## Begin Given records

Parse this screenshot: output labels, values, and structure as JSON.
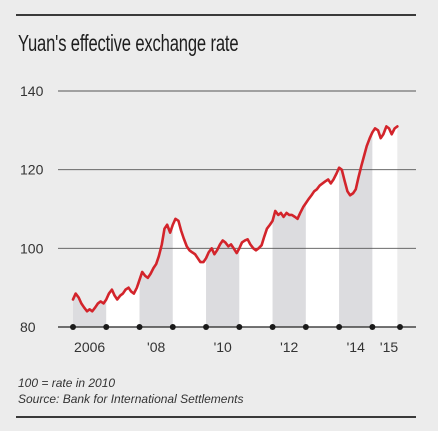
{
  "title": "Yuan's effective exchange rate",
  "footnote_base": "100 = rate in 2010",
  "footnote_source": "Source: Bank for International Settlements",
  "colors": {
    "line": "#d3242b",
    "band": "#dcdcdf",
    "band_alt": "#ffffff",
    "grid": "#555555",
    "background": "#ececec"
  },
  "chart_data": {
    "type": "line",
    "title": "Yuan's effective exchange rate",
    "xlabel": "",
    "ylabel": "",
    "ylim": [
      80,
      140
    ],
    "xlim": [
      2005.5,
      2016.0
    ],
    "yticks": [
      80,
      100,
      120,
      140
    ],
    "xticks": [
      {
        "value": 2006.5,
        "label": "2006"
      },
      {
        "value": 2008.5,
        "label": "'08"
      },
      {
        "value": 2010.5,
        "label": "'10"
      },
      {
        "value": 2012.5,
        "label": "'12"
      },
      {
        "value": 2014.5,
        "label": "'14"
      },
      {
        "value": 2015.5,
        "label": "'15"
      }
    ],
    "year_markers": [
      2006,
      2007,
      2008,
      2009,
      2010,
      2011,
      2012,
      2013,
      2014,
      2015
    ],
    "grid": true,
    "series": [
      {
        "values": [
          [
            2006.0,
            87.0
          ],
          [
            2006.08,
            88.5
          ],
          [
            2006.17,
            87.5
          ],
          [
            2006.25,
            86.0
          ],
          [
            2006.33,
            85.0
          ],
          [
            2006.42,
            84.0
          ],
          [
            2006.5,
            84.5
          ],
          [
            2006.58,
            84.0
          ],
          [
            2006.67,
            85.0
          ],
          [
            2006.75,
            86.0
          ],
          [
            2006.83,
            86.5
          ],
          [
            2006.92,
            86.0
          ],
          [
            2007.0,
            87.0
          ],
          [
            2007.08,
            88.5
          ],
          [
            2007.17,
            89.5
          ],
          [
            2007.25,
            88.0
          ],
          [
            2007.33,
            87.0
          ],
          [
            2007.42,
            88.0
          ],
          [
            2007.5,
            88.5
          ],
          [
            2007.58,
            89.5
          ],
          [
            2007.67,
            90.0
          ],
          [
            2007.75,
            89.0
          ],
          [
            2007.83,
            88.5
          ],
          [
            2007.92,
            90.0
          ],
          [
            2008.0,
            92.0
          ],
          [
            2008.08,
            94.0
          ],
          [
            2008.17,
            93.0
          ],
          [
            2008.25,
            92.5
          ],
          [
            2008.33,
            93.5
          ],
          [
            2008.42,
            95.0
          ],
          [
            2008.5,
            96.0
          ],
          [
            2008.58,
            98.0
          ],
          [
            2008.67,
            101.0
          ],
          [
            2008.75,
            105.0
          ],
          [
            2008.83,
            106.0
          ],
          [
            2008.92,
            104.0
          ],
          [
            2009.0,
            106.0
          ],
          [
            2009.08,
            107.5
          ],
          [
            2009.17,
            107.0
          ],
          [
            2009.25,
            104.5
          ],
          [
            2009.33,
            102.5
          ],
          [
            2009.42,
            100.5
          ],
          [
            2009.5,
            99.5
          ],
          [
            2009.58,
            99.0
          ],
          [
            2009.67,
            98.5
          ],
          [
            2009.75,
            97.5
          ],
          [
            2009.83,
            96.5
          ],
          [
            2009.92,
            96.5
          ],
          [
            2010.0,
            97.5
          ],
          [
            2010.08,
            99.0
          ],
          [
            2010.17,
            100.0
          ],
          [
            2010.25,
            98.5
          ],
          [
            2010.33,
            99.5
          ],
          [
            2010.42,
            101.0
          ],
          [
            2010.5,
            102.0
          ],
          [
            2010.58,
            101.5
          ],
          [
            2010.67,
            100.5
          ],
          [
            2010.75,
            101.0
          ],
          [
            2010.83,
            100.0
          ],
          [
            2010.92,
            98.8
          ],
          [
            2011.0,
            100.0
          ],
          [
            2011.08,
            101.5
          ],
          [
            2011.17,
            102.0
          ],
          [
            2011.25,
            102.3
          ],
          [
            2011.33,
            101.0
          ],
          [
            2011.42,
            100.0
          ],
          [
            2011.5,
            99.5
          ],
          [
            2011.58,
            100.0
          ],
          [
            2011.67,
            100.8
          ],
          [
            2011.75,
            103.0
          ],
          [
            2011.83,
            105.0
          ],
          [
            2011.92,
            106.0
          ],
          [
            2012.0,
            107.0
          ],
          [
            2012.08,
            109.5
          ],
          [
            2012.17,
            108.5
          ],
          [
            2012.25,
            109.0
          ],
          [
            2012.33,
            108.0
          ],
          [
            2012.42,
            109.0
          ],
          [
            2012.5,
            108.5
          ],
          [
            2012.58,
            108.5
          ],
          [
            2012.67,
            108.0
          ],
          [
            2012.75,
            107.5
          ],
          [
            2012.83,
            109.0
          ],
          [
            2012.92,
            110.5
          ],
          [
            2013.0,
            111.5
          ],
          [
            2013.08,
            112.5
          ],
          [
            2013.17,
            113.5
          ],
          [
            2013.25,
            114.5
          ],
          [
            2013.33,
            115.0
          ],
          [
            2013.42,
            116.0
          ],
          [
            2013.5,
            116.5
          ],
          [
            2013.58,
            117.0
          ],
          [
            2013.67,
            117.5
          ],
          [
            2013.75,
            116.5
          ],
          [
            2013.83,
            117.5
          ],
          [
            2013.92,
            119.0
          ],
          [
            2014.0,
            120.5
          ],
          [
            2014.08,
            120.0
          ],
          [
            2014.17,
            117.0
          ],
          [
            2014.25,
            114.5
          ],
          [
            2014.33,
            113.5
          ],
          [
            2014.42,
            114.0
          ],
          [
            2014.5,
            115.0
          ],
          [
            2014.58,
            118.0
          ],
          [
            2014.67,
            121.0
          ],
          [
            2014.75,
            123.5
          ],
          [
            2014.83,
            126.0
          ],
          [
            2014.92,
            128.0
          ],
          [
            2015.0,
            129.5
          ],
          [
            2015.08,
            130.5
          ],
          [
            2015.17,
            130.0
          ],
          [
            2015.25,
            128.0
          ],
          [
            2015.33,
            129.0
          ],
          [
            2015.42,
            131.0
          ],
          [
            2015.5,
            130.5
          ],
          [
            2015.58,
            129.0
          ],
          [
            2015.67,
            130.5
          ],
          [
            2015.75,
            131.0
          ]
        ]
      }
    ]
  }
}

## End Given records
## Begin Given records

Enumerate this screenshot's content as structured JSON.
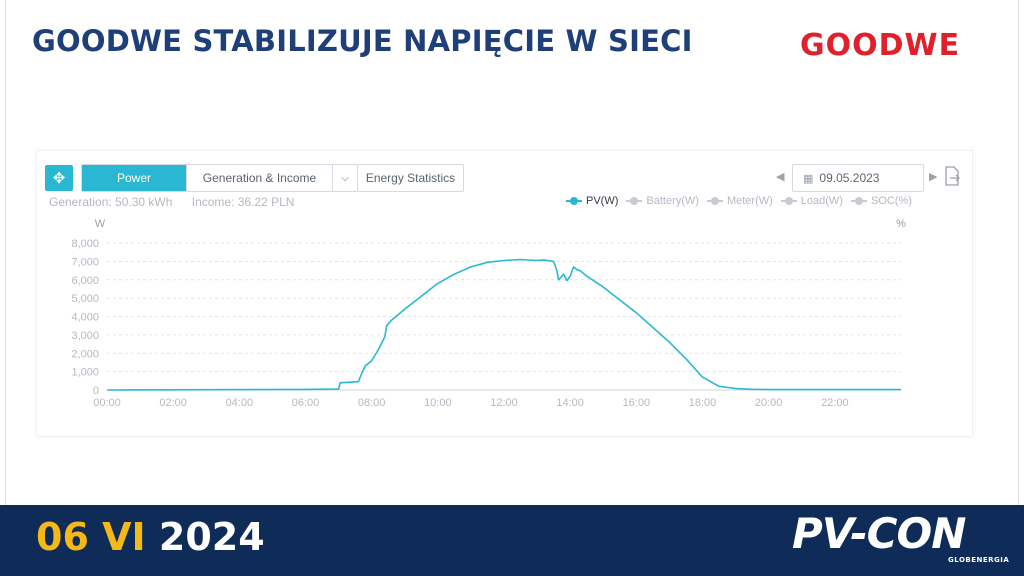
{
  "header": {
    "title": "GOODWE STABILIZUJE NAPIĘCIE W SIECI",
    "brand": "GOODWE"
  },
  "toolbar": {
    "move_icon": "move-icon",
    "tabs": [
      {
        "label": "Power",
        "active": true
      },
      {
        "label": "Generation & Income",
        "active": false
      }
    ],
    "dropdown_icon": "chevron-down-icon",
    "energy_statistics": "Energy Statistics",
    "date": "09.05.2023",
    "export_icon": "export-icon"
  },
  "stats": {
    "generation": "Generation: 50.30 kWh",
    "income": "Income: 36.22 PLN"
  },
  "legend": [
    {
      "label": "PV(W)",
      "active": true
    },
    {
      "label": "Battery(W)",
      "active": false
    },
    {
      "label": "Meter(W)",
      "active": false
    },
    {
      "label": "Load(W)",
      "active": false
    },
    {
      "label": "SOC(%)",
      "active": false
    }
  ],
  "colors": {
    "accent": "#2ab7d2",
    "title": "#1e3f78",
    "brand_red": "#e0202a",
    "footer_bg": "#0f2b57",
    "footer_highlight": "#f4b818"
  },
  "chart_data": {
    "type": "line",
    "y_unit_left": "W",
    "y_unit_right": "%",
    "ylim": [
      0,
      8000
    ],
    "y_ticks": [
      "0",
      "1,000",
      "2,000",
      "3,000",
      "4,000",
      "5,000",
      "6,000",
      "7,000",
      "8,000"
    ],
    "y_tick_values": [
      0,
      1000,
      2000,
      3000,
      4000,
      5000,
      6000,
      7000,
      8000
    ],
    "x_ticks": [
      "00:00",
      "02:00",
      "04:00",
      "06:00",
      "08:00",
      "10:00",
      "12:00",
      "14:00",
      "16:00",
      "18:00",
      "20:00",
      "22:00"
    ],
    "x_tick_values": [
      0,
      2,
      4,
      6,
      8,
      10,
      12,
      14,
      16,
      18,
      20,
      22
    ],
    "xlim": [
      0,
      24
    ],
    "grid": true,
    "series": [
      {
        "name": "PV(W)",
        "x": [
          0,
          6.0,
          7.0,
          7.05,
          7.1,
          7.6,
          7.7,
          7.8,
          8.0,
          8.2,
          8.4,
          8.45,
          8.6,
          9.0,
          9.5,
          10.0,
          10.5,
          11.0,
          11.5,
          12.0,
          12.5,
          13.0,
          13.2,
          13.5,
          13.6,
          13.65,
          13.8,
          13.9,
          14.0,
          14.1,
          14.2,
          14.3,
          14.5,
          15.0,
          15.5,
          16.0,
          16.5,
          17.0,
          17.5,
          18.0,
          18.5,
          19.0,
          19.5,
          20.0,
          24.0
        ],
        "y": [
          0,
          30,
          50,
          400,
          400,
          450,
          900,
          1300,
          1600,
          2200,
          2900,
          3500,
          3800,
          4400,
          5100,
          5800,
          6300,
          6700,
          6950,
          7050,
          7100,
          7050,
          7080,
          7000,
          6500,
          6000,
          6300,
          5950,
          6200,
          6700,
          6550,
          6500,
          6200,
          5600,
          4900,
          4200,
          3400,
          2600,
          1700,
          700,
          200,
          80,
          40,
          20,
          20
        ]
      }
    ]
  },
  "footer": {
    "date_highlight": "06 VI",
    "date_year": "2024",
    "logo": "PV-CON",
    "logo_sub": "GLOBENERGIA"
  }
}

## End Given records
## Begin Given records

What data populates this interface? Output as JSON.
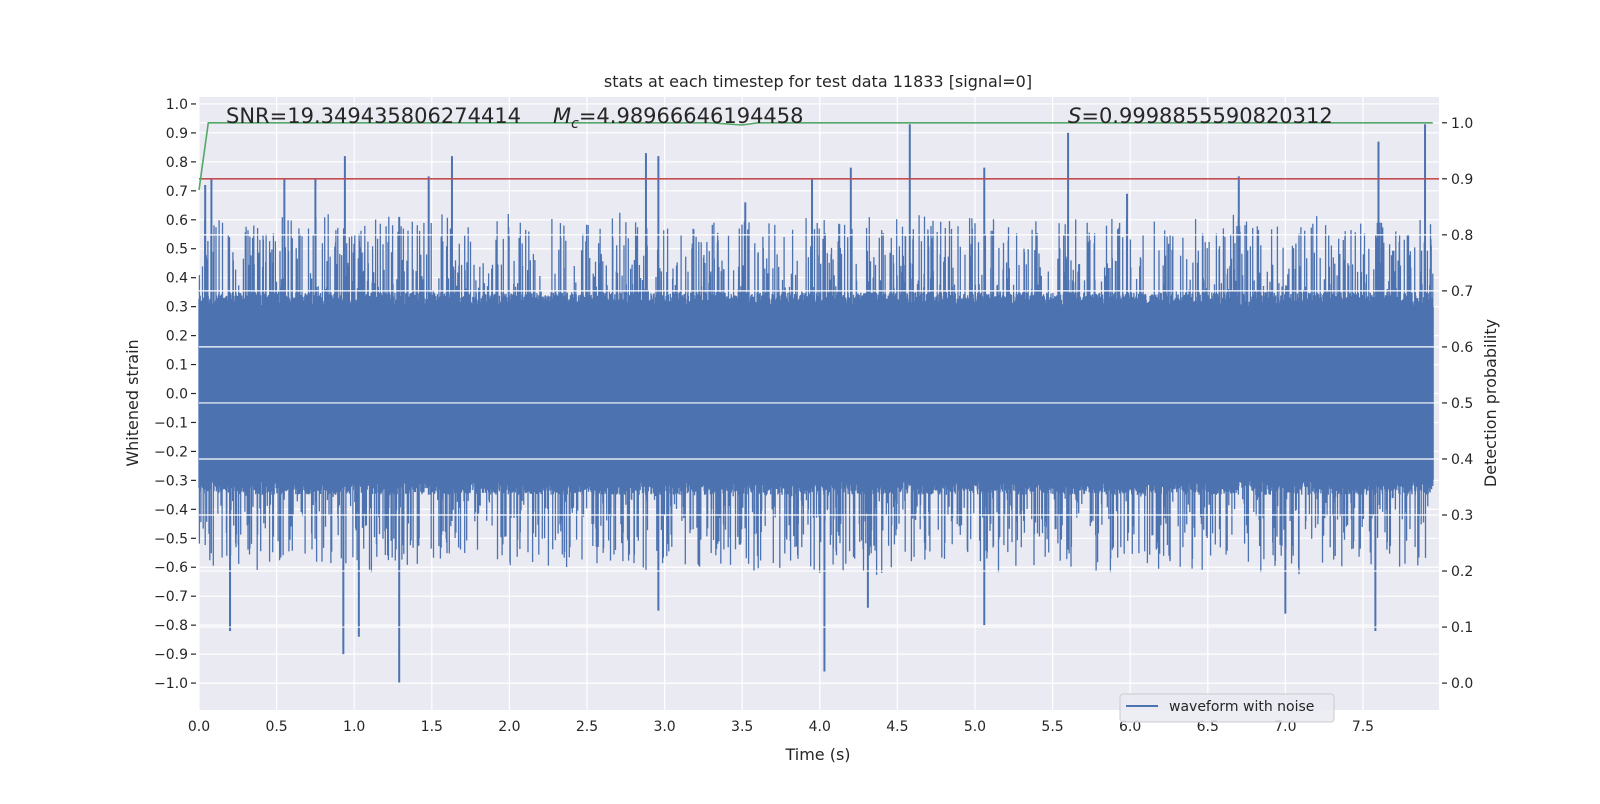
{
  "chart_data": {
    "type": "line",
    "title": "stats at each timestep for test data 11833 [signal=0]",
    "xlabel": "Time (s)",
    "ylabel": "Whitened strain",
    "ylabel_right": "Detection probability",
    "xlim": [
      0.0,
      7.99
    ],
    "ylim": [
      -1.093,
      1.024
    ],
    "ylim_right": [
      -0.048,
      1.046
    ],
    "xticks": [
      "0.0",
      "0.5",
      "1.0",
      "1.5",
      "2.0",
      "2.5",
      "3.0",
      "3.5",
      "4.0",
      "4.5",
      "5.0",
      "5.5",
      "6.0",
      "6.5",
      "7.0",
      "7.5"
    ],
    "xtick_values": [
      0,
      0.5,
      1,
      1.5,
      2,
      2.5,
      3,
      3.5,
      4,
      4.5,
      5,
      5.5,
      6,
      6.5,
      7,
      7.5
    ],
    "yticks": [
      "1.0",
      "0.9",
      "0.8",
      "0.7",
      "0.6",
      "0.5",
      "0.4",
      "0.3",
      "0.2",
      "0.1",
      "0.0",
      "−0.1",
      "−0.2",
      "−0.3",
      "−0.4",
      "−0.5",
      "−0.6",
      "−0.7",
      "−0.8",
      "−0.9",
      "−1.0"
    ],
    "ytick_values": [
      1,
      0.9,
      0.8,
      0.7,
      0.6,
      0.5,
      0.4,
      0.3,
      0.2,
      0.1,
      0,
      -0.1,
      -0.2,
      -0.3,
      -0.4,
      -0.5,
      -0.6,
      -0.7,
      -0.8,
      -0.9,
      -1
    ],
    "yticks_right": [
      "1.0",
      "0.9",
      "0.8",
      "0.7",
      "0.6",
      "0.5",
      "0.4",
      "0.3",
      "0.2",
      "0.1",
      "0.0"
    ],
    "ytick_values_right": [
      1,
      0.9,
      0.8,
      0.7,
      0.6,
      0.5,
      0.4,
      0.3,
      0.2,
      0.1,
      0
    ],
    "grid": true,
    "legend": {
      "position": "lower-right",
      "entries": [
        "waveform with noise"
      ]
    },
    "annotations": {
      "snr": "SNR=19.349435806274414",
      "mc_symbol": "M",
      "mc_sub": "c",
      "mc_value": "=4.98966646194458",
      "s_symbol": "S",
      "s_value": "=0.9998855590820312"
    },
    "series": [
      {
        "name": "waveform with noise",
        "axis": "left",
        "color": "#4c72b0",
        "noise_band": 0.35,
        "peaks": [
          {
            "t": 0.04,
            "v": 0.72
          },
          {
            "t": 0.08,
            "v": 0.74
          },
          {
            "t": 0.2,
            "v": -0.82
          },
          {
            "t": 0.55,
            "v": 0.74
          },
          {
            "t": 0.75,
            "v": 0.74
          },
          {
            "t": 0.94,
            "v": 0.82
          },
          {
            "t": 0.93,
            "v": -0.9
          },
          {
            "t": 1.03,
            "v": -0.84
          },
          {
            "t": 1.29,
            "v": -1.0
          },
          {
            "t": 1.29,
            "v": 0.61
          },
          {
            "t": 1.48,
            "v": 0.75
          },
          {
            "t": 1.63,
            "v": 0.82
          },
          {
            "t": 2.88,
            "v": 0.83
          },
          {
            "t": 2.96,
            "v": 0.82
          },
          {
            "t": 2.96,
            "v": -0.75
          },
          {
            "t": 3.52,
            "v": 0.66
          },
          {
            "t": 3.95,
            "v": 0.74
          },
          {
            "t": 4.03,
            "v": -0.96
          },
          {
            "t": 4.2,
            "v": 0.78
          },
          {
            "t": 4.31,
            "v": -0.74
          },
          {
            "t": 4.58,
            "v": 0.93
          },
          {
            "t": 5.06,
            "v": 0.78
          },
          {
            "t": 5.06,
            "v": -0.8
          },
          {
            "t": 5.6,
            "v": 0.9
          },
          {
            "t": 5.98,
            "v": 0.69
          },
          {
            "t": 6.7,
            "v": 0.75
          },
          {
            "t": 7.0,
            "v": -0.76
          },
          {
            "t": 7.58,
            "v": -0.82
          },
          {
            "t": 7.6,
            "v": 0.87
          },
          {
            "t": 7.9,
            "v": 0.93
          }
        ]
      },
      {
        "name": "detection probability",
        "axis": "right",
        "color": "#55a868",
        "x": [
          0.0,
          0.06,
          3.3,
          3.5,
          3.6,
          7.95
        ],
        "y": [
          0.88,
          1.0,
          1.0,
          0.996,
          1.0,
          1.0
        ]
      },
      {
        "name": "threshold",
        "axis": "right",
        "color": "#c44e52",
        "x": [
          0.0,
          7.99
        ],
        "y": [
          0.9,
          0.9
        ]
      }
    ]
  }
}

## End Given records

● **Problem statement**
Every line that holds the string "Yuan" should be returned.

● **Answer to this problem**
  "title": "Yuan's effective exchange rate",
    "title": "Yuan's effective exchange rate",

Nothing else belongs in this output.